Prompt: Here are records with pictures in them. Copy all of them exactly and leave the pictures out.

— start Data entries —

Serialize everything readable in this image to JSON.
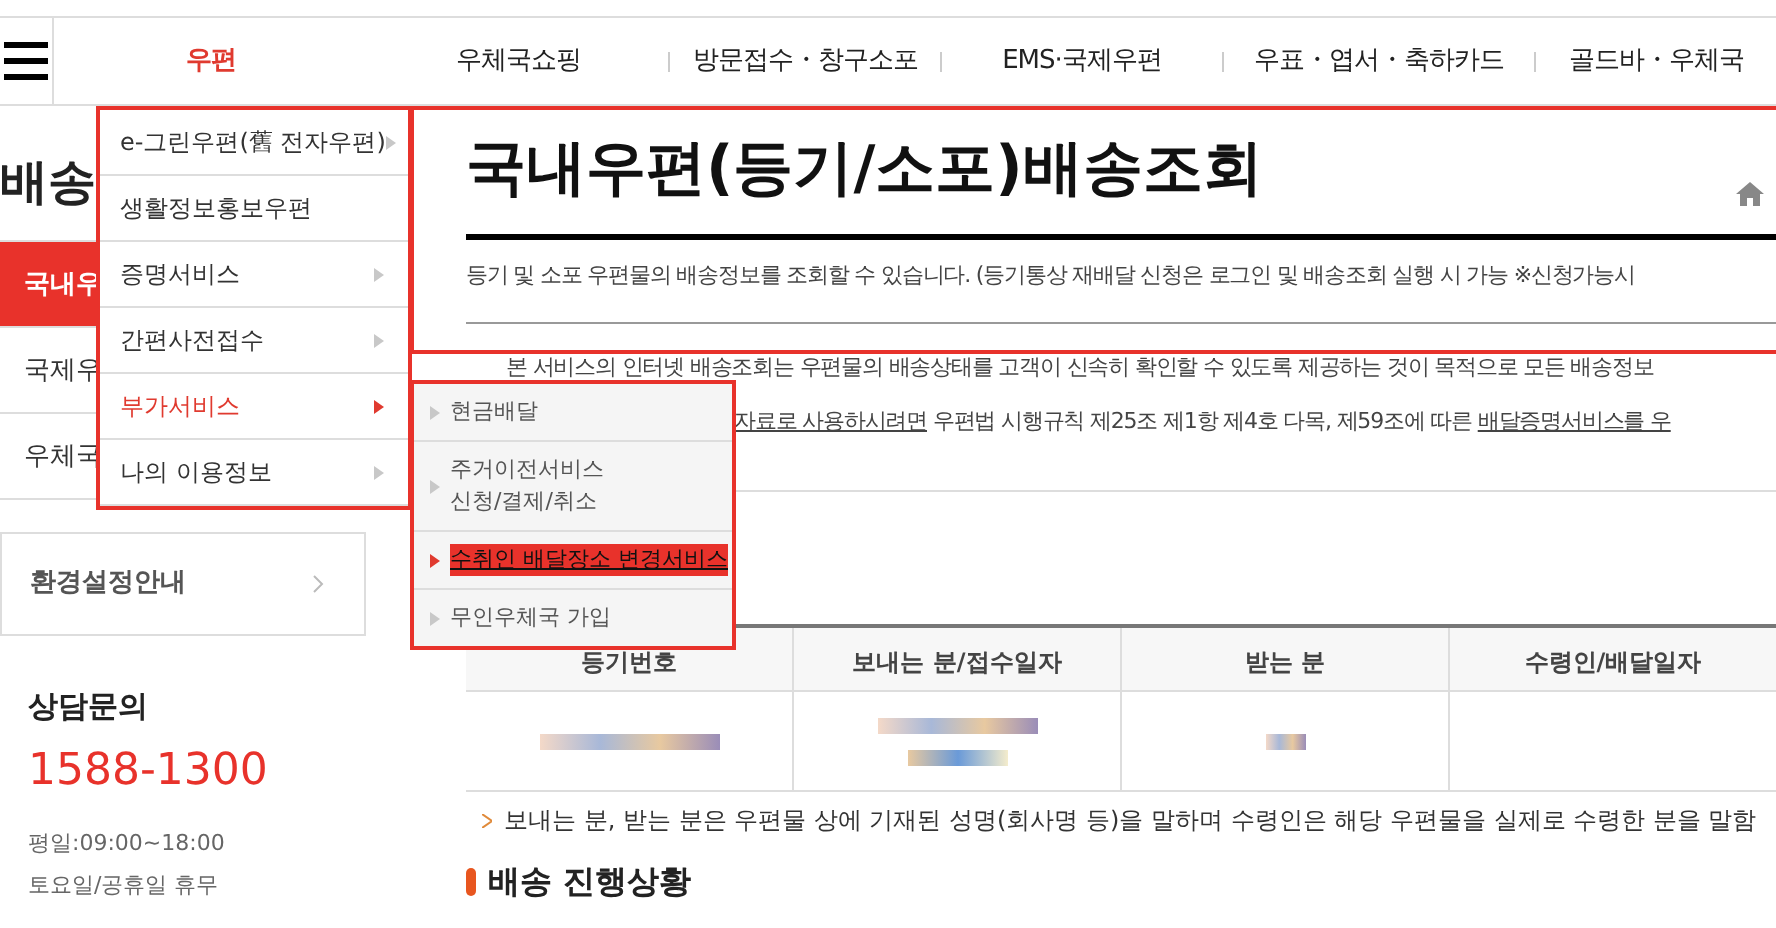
{
  "nav": {
    "items": [
      {
        "label": "우편",
        "selected": true
      },
      {
        "label": "우체국쇼핑",
        "selected": false
      },
      {
        "label": "방문접수・창구소포",
        "selected": false
      },
      {
        "label": "EMS·국제우편",
        "selected": false
      },
      {
        "label": "우표・엽서・축하카드",
        "selected": false
      },
      {
        "label": "골드바・우체국",
        "selected": false
      }
    ]
  },
  "sidebar": {
    "title": "배송",
    "items": [
      {
        "label": "국내우",
        "selected": true
      },
      {
        "label": "국제우",
        "selected": false
      },
      {
        "label": "우체국",
        "selected": false
      }
    ],
    "settings_link": "환경설정안내",
    "contact": {
      "title": "상담문의",
      "phone": "1588-1300",
      "hours": [
        "평일:09:00~18:00",
        "토요일/공휴일 휴무"
      ]
    }
  },
  "dropdown": {
    "items": [
      {
        "label": "e-그린우편(舊 전자우편)",
        "selected": false,
        "has_arrow": true
      },
      {
        "label": "생활정보홍보우편",
        "selected": false,
        "has_arrow": false
      },
      {
        "label": "증명서비스",
        "selected": false,
        "has_arrow": true
      },
      {
        "label": "간편사전접수",
        "selected": false,
        "has_arrow": true
      },
      {
        "label": "부가서비스",
        "selected": true,
        "has_arrow": true
      },
      {
        "label": "나의 이용정보",
        "selected": false,
        "has_arrow": true
      }
    ]
  },
  "submenu": {
    "items": [
      {
        "label": "현금배달",
        "selected": false
      },
      {
        "label": "주거이전서비스\n신청/결제/취소",
        "selected": false
      },
      {
        "label": "수취인 배달장소 변경서비스",
        "selected": true
      },
      {
        "label": "무인우체국 가입",
        "selected": false
      }
    ]
  },
  "page": {
    "title": "국내우편(등기/소포)배송조회",
    "description": "등기 및 소포 우편물의 배송정보를 조회할 수 있습니다. (등기통상 재배달 신청은 로그인 및 배송조회 실행 시 가능 ※신청가능시",
    "notice_line": "본 서비스의 인터넷 배송조회는 우편물의 배송상태를 고객이 신속히 확인할 수 있도록 제공하는 것이 목적으로 모든 배송정보",
    "notice_parts": [
      {
        "text": "자료로 사용하시려면",
        "link": true
      },
      {
        "text": " 우편법 시행규칙 제25조 제1항 제4호 다목, 제59조에 따른 ",
        "link": false
      },
      {
        "text": "배달증명서비스를 우",
        "link": true
      }
    ],
    "table": {
      "columns": [
        "등기번호",
        "보내는 분/접수일자",
        "받는 분",
        "수령인/배달일자"
      ]
    },
    "note": "보내는 분, 받는 분은 우편물 상에 기재된 성명(회사명 등)을 말하며 수령인은 해당 우편물을 실제로 수령한 분을 말함",
    "section_heading": "배송 진행상황"
  }
}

— end Data entries —

Reply:
Serialize everything readable in this image to JSON.
{
  "nav": {
    "items": [
      {
        "label": "우편",
        "selected": true
      },
      {
        "label": "우체국쇼핑",
        "selected": false
      },
      {
        "label": "방문접수・창구소포",
        "selected": false
      },
      {
        "label": "EMS·국제우편",
        "selected": false
      },
      {
        "label": "우표・엽서・축하카드",
        "selected": false
      },
      {
        "label": "골드바・우체국",
        "selected": false
      }
    ]
  },
  "sidebar": {
    "title": "배송",
    "items": [
      {
        "label": "국내우",
        "selected": true
      },
      {
        "label": "국제우",
        "selected": false
      },
      {
        "label": "우체국",
        "selected": false
      }
    ],
    "settings_link": "환경설정안내",
    "contact": {
      "title": "상담문의",
      "phone": "1588-1300",
      "hours": [
        "평일:09:00~18:00",
        "토요일/공휴일 휴무"
      ]
    }
  },
  "dropdown": {
    "items": [
      {
        "label": "e-그린우편(舊 전자우편)",
        "selected": false,
        "has_arrow": true
      },
      {
        "label": "생활정보홍보우편",
        "selected": false,
        "has_arrow": false
      },
      {
        "label": "증명서비스",
        "selected": false,
        "has_arrow": true
      },
      {
        "label": "간편사전접수",
        "selected": false,
        "has_arrow": true
      },
      {
        "label": "부가서비스",
        "selected": true,
        "has_arrow": true
      },
      {
        "label": "나의 이용정보",
        "selected": false,
        "has_arrow": true
      }
    ]
  },
  "submenu": {
    "items": [
      {
        "label": "현금배달",
        "selected": false
      },
      {
        "label": "주거이전서비스\n신청/결제/취소",
        "selected": false
      },
      {
        "label": "수취인 배달장소 변경서비스",
        "selected": true
      },
      {
        "label": "무인우체국 가입",
        "selected": false
      }
    ]
  },
  "page": {
    "title": "국내우편(등기/소포)배송조회",
    "description": "등기 및 소포 우편물의 배송정보를 조회할 수 있습니다. (등기통상 재배달 신청은 로그인 및 배송조회 실행 시 가능 ※신청가능시",
    "notice_line": "본 서비스의 인터넷 배송조회는 우편물의 배송상태를 고객이 신속히 확인할 수 있도록 제공하는 것이 목적으로 모든 배송정보",
    "notice_parts": [
      {
        "text": "자료로 사용하시려면",
        "link": true
      },
      {
        "text": " 우편법 시행규칙 제25조 제1항 제4호 다목, 제59조에 따른 ",
        "link": false
      },
      {
        "text": "배달증명서비스를 우",
        "link": true
      }
    ],
    "table": {
      "columns": [
        "등기번호",
        "보내는 분/접수일자",
        "받는 분",
        "수령인/배달일자"
      ]
    },
    "note": "보내는 분, 받는 분은 우편물 상에 기재된 성명(회사명 등)을 말하며 수령인은 해당 우편물을 실제로 수령한 분을 말함",
    "section_heading": "배송 진행상황"
  }
}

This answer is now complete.